_EXERCISE PROMPT_
Can you output the material exactly as written, minus any pictures it holds?

----------

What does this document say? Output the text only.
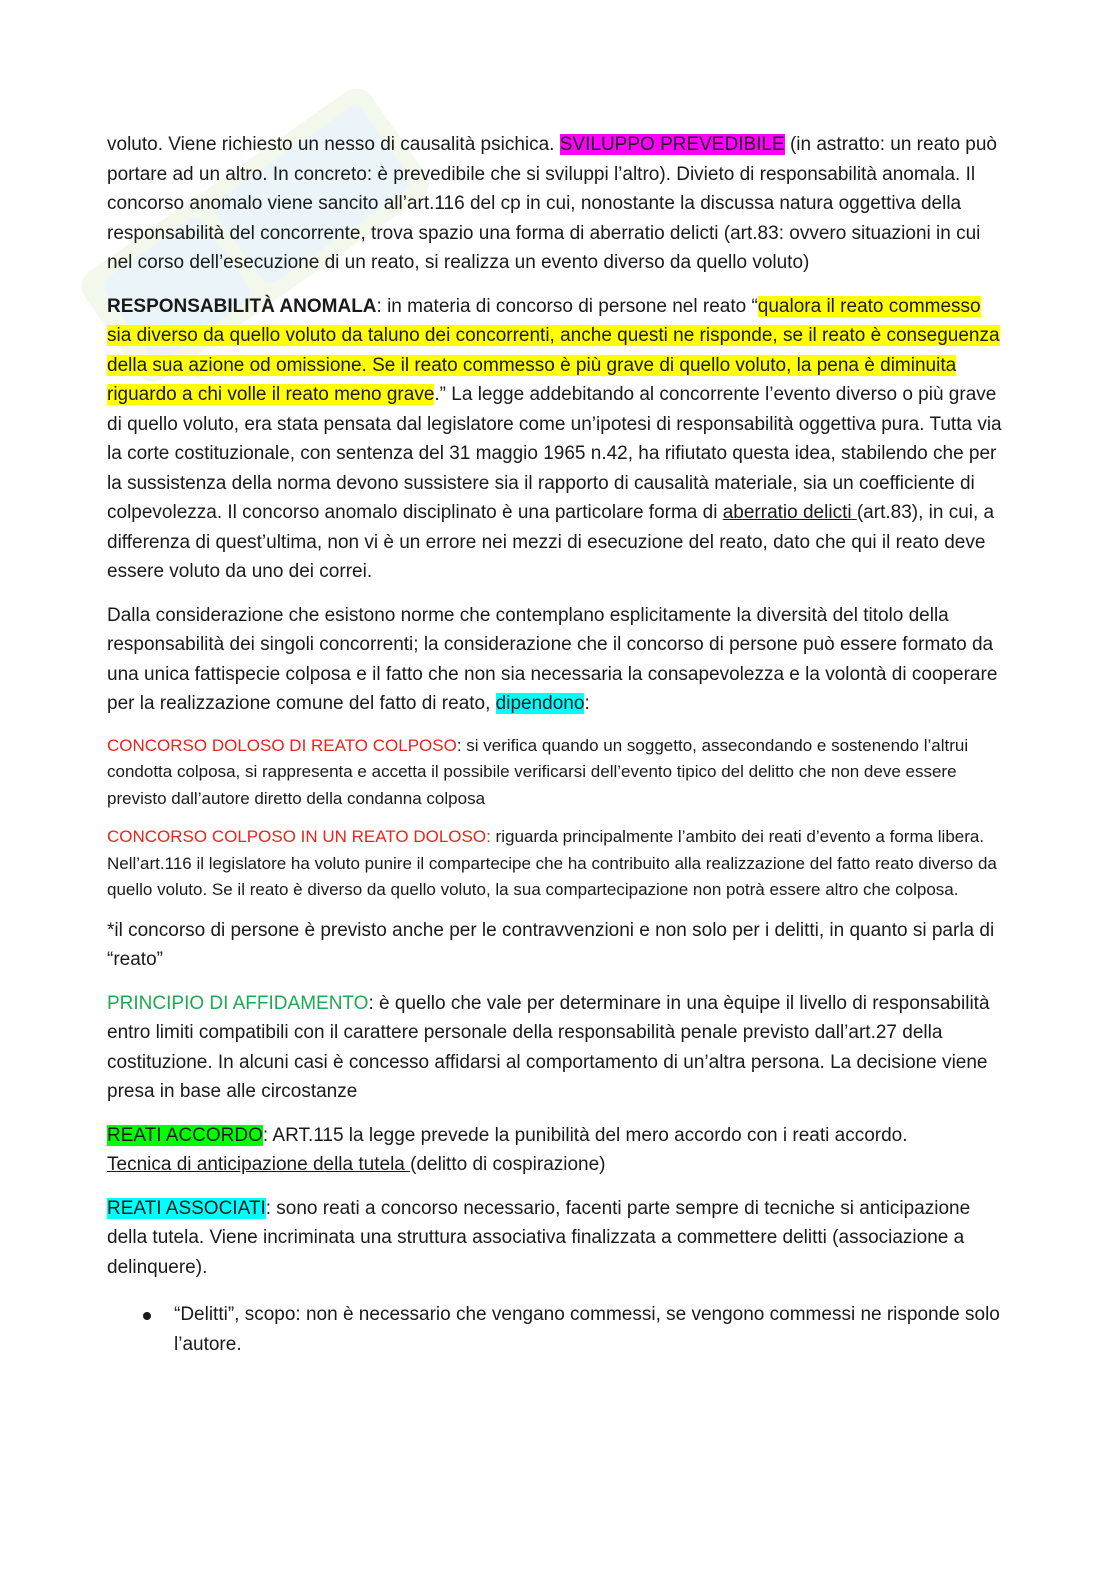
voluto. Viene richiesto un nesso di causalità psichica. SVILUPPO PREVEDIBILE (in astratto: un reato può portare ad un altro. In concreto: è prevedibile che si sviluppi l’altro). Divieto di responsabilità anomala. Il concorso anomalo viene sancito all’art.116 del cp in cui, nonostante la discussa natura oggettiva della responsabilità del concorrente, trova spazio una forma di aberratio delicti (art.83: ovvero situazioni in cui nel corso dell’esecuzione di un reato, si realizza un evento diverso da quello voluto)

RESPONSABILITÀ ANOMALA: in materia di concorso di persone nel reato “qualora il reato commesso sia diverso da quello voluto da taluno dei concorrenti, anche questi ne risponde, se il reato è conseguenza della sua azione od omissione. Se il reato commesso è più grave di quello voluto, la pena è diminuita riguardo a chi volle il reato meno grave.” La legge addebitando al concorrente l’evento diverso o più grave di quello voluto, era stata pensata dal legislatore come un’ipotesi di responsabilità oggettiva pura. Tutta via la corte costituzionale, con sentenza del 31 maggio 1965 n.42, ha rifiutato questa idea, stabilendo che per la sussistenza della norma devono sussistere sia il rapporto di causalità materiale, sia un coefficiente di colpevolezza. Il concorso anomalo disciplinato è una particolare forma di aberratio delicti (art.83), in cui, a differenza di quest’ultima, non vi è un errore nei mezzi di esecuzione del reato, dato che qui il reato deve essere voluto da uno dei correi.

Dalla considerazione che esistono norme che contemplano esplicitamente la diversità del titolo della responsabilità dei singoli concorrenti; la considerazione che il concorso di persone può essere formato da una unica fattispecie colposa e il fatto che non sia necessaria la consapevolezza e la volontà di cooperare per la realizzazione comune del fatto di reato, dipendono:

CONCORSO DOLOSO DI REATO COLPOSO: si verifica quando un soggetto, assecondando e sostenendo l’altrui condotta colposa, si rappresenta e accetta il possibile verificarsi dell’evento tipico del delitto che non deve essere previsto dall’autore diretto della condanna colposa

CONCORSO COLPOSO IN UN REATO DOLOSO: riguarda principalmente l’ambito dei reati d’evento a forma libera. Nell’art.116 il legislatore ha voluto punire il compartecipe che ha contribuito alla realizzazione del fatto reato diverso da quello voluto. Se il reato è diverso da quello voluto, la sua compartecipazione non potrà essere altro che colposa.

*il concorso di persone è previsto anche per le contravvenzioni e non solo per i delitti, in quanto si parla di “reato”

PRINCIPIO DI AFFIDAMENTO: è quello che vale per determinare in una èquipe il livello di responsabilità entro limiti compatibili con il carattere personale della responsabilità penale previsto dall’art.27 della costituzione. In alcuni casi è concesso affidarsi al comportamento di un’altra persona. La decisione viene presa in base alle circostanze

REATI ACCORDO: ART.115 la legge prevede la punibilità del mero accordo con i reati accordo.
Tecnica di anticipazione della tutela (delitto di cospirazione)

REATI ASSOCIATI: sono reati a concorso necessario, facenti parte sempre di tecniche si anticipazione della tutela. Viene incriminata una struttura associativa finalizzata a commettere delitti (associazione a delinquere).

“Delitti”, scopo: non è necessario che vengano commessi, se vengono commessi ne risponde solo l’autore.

----------

_WRITTEN SOLUTION_
What does this document say? Output the text only.
voluto. Viene richiesto un nesso di causalità psichica. SVILUPPO PREVEDIBILE (in astratto: un reato può portare ad un altro. In concreto: è prevedibile che si sviluppi l’altro). Divieto di responsabilità anomala. Il concorso anomalo viene sancito all’art.116 del cp in cui, nonostante la discussa natura oggettiva della responsabilità del concorrente, trova spazio una forma di aberratio delicti (art.83: ovvero situazioni in cui nel corso dell’esecuzione di un reato, si realizza un evento diverso da quello voluto)

RESPONSABILITÀ ANOMALA: in materia di concorso di persone nel reato “qualora il reato commesso sia diverso da quello voluto da taluno dei concorrenti, anche questi ne risponde, se il reato è conseguenza della sua azione od omissione. Se il reato commesso è più grave di quello voluto, la pena è diminuita riguardo a chi volle il reato meno grave.” La legge addebitando al concorrente l’evento diverso o più grave di quello voluto, era stata pensata dal legislatore come un’ipotesi di responsabilità oggettiva pura. Tutta via la corte costituzionale, con sentenza del 31 maggio 1965 n.42, ha rifiutato questa idea, stabilendo che per la sussistenza della norma devono sussistere sia il rapporto di causalità materiale, sia un coefficiente di colpevolezza. Il concorso anomalo disciplinato è una particolare forma di aberratio delicti (art.83), in cui, a differenza di quest’ultima, non vi è un errore nei mezzi di esecuzione del reato, dato che qui il reato deve essere voluto da uno dei correi.

Dalla considerazione che esistono norme che contemplano esplicitamente la diversità del titolo della responsabilità dei singoli concorrenti; la considerazione che il concorso di persone può essere formato da una unica fattispecie colposa e il fatto che non sia necessaria la consapevolezza e la volontà di cooperare per la realizzazione comune del fatto di reato, dipendono:

CONCORSO DOLOSO DI REATO COLPOSO: si verifica quando un soggetto, assecondando e sostenendo l’altrui condotta colposa, si rappresenta e accetta il possibile verificarsi dell’evento tipico del delitto che non deve essere previsto dall’autore diretto della condanna colposa

CONCORSO COLPOSO IN UN REATO DOLOSO: riguarda principalmente l’ambito dei reati d’evento a forma libera. Nell’art.116 il legislatore ha voluto punire il compartecipe che ha contribuito alla realizzazione del fatto reato diverso da quello voluto. Se il reato è diverso da quello voluto, la sua compartecipazione non potrà essere altro che colposa.

*il concorso di persone è previsto anche per le contravvenzioni e non solo per i delitti, in quanto si parla di “reato”

PRINCIPIO DI AFFIDAMENTO: è quello che vale per determinare in una èquipe il livello di responsabilità entro limiti compatibili con il carattere personale della responsabilità penale previsto dall’art.27 della costituzione. In alcuni casi è concesso affidarsi al comportamento di un’altra persona. La decisione viene presa in base alle circostanze

REATI ACCORDO: ART.115 la legge prevede la punibilità del mero accordo con i reati accordo.
Tecnica di anticipazione della tutela (delitto di cospirazione)

REATI ASSOCIATI: sono reati a concorso necessario, facenti parte sempre di tecniche si anticipazione della tutela. Viene incriminata una struttura associativa finalizzata a commettere delitti (associazione a delinquere).

“Delitti”, scopo: non è necessario che vengano commessi, se vengono commessi ne risponde solo l’autore.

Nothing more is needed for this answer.